#### [Set problem]
Using the data below, gather each line that includes the word "background".

(Stored data entries)
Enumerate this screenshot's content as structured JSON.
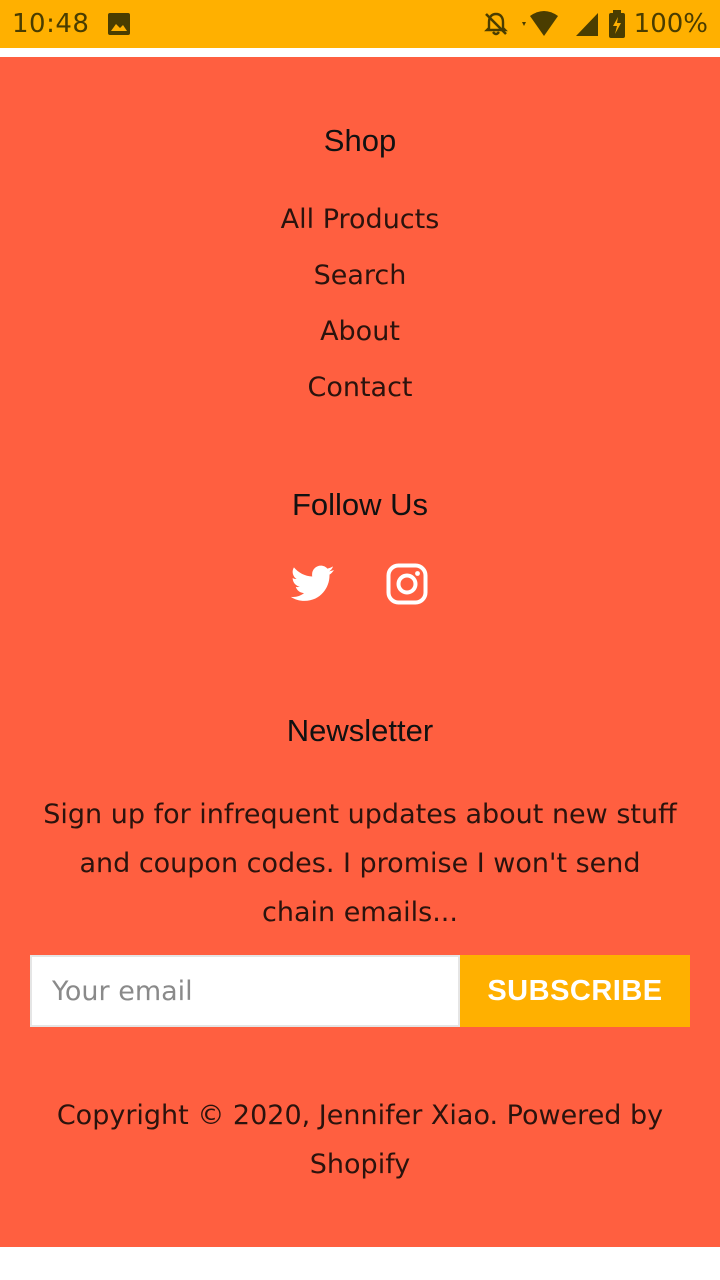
{
  "status_bar": {
    "time": "10:48",
    "battery": "100%",
    "background": "#FFB000"
  },
  "footer": {
    "background": "#FF5F40",
    "shop": {
      "title": "Shop",
      "links": [
        "All Products",
        "Search",
        "About",
        "Contact"
      ]
    },
    "follow": {
      "title": "Follow Us",
      "icons": [
        "twitter-icon",
        "instagram-icon"
      ]
    },
    "newsletter": {
      "title": "Newsletter",
      "description": "Sign up for infrequent updates about new stuff and coupon codes. I promise I won't send chain emails...",
      "email_placeholder": "Your email",
      "subscribe_label": "SUBSCRIBE",
      "subscribe_color": "#FFB000"
    },
    "copyright": "Copyright © 2020, Jennifer Xiao. Powered by Shopify"
  }
}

#### [Full output]
    "background": "#FFB000"
    "background": "#FF5F40",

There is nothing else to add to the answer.